_Descripción de la tarea_
Cambia "entrenadores" por "técnicos" y vuelve a escribir, por favor, el fragmento del artículo sobre la presidenta del Valencia entre "Estos comentarios de" y "por la situación.", ambos incluidos.

_Extracto de la página_
La Liga
Lay Hoon Chan, presidenta del Valencia CF, es la cabeza visible de un proyecto que pierde credibilidad a pasos agigantados. Elegida por Peter Lim como máxima responsable de la gestión del club, la presidenta ha reaccionado hoy como una dirigente arrinconada por sus decisiones erróneas.
"El equipo no está haciendo todo lo que nos gustaría. No podemos marcar goles por ellos. El equipo sabe que no está haciendo lo que todos de ellos se espera y que su responsabilidad es salir de esta situación”, ha declarado hoy ante los medios presentes en la ciudad deportiva de Paterna.
Estos comentarios de Lay Hoon Chan suponen el último capítulo de una crisis que se alarga peligrosamente en uno de los clubes más grandes de España. La reacción de la presidenta está fuera de lugar. Básicamente, porque a estas alturas resulta evidente que la crisis del Valencia trasciende a entrenadores y jugadores.
Lay Hoon Chan no puede marcar goles, del mismo modo que los jugadores no pueden nombrar a presidentes, directores deportivos y entrenadores, ni realizar fichajes adecuados para el equipo. La presidenta del Valencia, líder del club en ausencia de Peter Lim, intenta ‘lavar’ su imagen mientras hace un flaco favor a una plantilla cada vez más presionada por la situación.

_Datos para revisar_

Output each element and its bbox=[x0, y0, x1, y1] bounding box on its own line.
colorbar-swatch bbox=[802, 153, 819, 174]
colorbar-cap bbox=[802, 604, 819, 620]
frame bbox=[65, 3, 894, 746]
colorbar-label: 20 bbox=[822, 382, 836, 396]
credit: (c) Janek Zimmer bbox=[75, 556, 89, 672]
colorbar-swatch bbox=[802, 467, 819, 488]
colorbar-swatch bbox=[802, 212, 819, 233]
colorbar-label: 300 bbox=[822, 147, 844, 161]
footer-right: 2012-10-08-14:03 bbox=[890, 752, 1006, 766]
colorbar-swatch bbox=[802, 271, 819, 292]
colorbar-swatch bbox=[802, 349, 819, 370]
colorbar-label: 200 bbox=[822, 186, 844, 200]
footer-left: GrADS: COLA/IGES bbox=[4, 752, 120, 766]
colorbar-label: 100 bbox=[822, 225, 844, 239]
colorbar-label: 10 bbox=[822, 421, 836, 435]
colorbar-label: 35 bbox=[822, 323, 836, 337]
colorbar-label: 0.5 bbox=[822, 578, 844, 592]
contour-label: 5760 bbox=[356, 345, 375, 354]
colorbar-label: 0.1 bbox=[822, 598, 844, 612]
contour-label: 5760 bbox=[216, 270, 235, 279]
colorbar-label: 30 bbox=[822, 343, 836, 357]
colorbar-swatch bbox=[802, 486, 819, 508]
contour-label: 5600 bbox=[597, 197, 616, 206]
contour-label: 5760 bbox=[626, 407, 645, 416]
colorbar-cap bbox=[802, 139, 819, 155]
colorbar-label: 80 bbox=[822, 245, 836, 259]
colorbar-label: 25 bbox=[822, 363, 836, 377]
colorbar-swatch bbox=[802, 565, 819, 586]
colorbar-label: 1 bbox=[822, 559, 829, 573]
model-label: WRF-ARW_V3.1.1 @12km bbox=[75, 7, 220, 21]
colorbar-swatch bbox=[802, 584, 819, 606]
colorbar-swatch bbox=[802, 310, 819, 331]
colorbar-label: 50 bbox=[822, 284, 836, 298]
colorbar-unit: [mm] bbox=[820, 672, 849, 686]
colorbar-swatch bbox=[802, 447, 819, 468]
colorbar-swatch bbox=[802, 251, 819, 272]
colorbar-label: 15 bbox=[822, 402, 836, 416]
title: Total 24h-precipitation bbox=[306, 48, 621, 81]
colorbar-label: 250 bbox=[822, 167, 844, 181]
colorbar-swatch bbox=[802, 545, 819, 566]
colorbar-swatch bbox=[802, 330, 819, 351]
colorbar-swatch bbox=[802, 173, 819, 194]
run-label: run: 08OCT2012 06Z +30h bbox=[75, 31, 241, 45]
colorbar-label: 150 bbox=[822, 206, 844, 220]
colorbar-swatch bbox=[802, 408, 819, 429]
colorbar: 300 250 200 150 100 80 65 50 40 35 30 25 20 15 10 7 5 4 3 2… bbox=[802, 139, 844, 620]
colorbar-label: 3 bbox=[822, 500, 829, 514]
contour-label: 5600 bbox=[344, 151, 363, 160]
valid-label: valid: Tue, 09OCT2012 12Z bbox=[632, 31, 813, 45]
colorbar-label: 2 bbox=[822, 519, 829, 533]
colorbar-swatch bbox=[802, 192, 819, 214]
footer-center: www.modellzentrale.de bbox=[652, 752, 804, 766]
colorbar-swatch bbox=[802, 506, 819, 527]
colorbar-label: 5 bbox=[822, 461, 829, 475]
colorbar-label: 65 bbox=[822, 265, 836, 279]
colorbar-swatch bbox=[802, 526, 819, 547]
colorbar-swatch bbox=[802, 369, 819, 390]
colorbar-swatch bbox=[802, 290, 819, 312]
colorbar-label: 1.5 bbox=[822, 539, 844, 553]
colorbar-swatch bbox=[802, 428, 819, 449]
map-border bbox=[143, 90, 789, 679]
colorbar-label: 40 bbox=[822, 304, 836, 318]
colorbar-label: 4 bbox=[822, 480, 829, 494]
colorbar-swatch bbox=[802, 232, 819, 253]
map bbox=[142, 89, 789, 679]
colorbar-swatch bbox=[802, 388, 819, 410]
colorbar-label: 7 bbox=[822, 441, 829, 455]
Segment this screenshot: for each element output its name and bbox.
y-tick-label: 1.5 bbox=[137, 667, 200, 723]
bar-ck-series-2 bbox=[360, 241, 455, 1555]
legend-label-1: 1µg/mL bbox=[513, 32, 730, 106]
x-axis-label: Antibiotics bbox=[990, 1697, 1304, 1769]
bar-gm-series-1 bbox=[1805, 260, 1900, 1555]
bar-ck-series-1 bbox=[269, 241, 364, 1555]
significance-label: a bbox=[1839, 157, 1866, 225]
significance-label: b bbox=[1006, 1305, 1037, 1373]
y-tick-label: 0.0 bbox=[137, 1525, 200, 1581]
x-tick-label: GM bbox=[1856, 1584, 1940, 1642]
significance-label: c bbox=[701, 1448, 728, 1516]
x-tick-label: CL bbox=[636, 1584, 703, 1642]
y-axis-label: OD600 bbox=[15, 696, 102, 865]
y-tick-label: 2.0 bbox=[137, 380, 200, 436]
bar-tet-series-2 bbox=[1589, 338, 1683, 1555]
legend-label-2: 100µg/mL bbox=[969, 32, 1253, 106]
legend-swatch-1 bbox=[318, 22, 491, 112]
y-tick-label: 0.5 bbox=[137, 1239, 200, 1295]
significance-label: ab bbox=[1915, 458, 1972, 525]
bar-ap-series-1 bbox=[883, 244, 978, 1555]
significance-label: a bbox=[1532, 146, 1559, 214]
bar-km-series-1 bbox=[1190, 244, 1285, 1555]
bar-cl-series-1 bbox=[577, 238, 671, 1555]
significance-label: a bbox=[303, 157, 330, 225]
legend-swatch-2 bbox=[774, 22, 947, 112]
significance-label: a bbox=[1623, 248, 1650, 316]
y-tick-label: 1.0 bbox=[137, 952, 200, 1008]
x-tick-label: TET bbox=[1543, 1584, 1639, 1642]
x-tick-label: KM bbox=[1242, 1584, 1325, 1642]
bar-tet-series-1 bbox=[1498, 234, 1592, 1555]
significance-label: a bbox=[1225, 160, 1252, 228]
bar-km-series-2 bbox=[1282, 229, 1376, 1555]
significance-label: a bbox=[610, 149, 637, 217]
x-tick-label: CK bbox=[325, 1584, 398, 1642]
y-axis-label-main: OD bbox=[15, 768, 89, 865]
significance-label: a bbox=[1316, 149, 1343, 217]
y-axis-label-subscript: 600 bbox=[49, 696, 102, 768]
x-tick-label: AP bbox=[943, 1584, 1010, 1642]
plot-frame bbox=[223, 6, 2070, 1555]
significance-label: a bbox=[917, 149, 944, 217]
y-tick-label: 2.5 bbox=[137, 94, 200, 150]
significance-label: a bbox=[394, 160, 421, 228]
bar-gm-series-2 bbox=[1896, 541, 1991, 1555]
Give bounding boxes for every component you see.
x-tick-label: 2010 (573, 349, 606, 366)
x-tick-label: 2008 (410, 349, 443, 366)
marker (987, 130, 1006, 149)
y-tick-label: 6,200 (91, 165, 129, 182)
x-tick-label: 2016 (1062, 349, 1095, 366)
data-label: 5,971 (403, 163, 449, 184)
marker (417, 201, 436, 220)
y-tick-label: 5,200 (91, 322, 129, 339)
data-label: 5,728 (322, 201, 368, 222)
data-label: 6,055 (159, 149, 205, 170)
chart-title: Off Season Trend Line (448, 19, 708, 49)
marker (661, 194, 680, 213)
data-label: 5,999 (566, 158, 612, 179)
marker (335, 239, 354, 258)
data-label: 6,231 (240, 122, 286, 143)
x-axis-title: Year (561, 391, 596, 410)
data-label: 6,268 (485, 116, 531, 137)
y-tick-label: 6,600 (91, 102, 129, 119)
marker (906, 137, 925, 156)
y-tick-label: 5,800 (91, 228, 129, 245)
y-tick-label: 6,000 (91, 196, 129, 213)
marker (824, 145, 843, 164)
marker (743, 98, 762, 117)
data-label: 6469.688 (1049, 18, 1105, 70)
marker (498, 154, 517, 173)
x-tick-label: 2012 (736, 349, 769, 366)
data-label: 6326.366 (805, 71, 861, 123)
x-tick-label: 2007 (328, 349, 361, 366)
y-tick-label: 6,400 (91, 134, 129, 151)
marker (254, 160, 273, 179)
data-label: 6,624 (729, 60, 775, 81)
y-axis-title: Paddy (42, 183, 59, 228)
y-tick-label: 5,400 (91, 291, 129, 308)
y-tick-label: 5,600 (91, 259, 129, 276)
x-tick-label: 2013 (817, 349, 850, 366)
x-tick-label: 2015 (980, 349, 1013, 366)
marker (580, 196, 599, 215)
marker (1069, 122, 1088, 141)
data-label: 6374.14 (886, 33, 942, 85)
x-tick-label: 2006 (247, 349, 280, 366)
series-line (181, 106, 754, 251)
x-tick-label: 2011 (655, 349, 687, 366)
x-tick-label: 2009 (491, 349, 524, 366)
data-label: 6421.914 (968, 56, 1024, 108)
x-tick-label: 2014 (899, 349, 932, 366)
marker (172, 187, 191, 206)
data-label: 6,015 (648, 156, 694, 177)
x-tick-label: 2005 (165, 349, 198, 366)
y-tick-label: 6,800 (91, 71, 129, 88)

_Solución propuesta_
Estos comentarios de Lay Hoon Chan suponen el último capítulo de una crisis que se alarga peligrosamente en uno de los clubes más grandes de España. La reacción de la presidenta está fuera de lugar. Básicamente, porque a estas alturas resulta evidente que la crisis del Valencia trasciende a técnicos y jugadores.
Lay Hoon Chan no puede marcar goles, del mismo modo que los jugadores no pueden nombrar a presidentes, directores deportivos y técnicos, ni realizar fichajes adecuados para el equipo. La presidenta del Valencia, líder del club en ausencia de Peter Lim, intenta ‘lavar’ su imagen mientras hace un flaco favor a una plantilla cada vez más presionada por la situación.